:: WRITTEN EXERCISE 1 ::
Copy the rows word for word, starting with the first line of the rows and going on through the line that contains "product-desc: Any class".

* * * *

Making sure your affairs are in order can feel overwhelming.  Not only can it be an emotional task, but the law in this area is also complex, and there’s no one-size-fits-all approach. 

It can be difficult to know where you stand today and what you need to do to ensure that your assets will go where you expect them to in the future. 

While it’s vital to seek expert legal advice to manage your will and estate planning, we’ve outlined below ten of the most common questions clients ask about organising their affairs to help get you started.

What happens to money held in a joint bank account if my spouse dies?

In the first instance, if your spouse dies, any money in the joint account will automatically pass to you, so you’ll still have access to it. 

You’ll most likely need to provide the bank with the death certificate, and they’ll then transfer the account into your name. 

Your spouse’s half will still be recorded on their inheritance tax return and will be included in their assets for tax calculation purposes. 

Can I still access the money I put into my spouse’s bank account if they die?

As this is likely a solely held account, it would be frozen upon death, so any money already in the account will be inaccessible until you have a grant of probate in place permitting you to access it. 

Any mandate you had will be stopped along with any other direct debits and standing orders active on the account, so you may need to redirect the mandate elsewhere, especially if it’s money you rely on, such as your salary. 

If you are a beneficiary of the estate, you would be exempt from inheritance tax, so you won’t pay inheritance tax on any money that is currently held in the account. 

Can I leave a handwritten note with my directions as last will and testament? 

Unfortunately, no. There are strict rules in place for what constitutes a valid will in Northern Ireland, so unless these formalities are observed, any wishes will not be enforceable. 

It’s also vital that witnesses to the will are not beneficiaries of the will or family who would inherit any elements of your estate should there be partial intestacy. 

Do you have to pay inheritance tax on a jointly owned property if one spouse is still alive?

If the property is jointly owned by both of you and one of you passes away, the remaining spouse will inherit the property through the law of survivorship, so on the death of the first spouse, there is no inheritance tax to pay. 

However, when the second spouse dies, inheritance tax may be due on the property, depending on the value of the second spouse’s estate. 

If you’re a homeowner over 55, you may wish to set up a Property Protection Trust Will. These settle the first spouse’s share of the house into the trust, rather than passing directly to the second spouse. 

The second spouse can still benefit from the other share of the property, but it won’t be personal capital, so won’t be used to assess care home fees. 

Does a public servant need to witness my will, or can my family do it? 

A will doesn’t have to be verified by a solicitor or civil servant to be valid, but it must adhere to the statutory requirements for a valid will in Northern Ireland.

* * * *

:: WRITTEN EXERCISE 2 ::
According to the text on wills and estate planning, who may wish to set up a Property Protection Trust Will?

:: RECORDED INFORMATION ::
* * * *

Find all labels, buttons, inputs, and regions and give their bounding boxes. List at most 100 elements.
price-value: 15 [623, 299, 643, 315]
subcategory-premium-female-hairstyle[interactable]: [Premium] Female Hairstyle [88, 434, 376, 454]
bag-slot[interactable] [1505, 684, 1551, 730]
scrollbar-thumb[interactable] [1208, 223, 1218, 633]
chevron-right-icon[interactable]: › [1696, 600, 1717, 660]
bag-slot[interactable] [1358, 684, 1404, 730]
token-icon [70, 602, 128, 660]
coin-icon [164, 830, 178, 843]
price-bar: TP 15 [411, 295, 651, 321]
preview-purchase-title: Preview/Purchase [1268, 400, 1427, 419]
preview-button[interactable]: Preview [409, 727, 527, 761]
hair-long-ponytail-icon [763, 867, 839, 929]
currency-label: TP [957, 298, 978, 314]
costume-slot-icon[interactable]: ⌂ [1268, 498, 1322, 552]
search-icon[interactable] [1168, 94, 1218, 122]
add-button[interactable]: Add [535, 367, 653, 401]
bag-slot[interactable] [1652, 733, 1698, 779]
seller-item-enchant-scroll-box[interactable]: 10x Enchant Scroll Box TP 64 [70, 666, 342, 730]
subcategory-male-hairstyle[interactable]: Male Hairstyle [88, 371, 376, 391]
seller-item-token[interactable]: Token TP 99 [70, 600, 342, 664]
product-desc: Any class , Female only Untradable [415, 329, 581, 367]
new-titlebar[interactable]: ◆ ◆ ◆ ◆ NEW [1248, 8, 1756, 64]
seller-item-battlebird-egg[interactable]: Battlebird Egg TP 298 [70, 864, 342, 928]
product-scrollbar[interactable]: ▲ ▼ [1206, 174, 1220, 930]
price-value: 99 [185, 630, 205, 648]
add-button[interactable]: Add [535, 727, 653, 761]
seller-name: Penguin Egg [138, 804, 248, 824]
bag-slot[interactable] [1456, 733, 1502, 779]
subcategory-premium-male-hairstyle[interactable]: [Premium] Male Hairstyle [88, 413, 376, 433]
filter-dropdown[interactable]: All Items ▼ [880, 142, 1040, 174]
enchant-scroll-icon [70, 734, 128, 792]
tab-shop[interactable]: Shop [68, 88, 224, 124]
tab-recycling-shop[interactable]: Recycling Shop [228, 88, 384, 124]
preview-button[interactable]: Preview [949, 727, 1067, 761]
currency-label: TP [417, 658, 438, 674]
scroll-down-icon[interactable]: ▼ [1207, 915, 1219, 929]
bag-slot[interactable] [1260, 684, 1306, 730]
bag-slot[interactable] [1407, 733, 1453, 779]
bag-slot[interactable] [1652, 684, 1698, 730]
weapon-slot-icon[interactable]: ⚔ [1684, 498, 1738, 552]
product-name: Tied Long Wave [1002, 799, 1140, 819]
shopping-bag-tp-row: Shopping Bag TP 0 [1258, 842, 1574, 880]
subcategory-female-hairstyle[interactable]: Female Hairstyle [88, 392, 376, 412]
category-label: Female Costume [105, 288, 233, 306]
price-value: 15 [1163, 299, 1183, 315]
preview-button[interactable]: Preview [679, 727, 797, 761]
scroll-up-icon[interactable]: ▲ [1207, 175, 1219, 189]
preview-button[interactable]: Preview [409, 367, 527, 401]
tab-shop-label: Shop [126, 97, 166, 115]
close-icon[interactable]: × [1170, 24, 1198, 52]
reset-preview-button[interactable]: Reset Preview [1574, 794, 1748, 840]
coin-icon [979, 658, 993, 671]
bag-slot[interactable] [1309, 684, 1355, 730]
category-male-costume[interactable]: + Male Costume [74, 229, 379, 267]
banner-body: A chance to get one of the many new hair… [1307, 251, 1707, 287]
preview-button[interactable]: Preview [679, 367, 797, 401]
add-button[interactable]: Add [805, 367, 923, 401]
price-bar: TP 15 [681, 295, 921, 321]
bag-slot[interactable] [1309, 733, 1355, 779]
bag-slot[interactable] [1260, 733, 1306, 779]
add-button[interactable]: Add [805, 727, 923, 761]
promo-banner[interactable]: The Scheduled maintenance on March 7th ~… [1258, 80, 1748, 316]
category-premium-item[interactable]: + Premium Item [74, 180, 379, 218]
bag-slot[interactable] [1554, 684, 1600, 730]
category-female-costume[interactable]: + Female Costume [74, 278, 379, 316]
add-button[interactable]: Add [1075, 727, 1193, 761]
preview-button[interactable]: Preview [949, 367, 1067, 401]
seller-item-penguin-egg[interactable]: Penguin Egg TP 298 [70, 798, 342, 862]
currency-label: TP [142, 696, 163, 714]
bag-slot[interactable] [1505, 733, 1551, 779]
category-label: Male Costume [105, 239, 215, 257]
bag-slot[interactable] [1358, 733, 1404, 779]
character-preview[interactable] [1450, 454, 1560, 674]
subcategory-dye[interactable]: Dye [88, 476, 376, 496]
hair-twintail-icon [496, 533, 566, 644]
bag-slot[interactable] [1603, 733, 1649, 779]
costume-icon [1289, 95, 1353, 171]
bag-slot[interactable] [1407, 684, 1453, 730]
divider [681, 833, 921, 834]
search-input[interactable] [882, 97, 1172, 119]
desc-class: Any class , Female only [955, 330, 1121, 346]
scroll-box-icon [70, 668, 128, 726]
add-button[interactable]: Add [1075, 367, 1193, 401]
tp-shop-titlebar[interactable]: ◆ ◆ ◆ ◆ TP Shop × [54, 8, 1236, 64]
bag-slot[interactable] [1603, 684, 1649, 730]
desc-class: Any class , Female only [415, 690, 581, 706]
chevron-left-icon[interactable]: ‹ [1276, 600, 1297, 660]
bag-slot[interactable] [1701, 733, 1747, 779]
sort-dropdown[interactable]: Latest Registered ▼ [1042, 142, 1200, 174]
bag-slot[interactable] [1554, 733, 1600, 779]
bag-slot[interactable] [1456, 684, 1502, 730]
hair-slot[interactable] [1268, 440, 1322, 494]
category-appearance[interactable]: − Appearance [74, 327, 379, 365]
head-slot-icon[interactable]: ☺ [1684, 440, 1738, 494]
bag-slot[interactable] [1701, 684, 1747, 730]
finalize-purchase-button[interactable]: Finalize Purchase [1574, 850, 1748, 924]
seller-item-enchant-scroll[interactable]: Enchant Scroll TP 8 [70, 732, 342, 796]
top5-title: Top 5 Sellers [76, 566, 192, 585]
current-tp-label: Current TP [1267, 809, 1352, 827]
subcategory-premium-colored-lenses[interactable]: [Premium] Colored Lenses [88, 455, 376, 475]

* * * *

:: EXPECTED OUTPUT 1 ::
Find all labels, buttons, inputs, and regions and give their bounding boxes. List at most 100 elements.
price-value: 15 [623, 299, 643, 315]
subcategory-premium-female-hairstyle[interactable]: [Premium] Female Hairstyle [88, 434, 376, 454]
bag-slot[interactable] [1505, 684, 1551, 730]
scrollbar-thumb[interactable] [1208, 223, 1218, 633]
chevron-right-icon[interactable]: › [1696, 600, 1717, 660]
bag-slot[interactable] [1358, 684, 1404, 730]
token-icon [70, 602, 128, 660]
coin-icon [164, 830, 178, 843]
price-bar: TP 15 [411, 295, 651, 321]
preview-purchase-title: Preview/Purchase [1268, 400, 1427, 419]
preview-button[interactable]: Preview [409, 727, 527, 761]
hair-long-ponytail-icon [763, 867, 839, 929]
currency-label: TP [957, 298, 978, 314]
costume-slot-icon[interactable]: ⌂ [1268, 498, 1322, 552]
search-icon[interactable] [1168, 94, 1218, 122]
add-button[interactable]: Add [535, 367, 653, 401]
bag-slot[interactable] [1652, 733, 1698, 779]
seller-item-enchant-scroll-box[interactable]: 10x Enchant Scroll Box TP 64 [70, 666, 342, 730]
subcategory-male-hairstyle[interactable]: Male Hairstyle [88, 371, 376, 391]
seller-item-token[interactable]: Token TP 99 [70, 600, 342, 664]
product-desc: Any class , Female only Untradable [415, 329, 581, 367]

:: EXPECTED OUTPUT 2 ::
A homeowner over 55.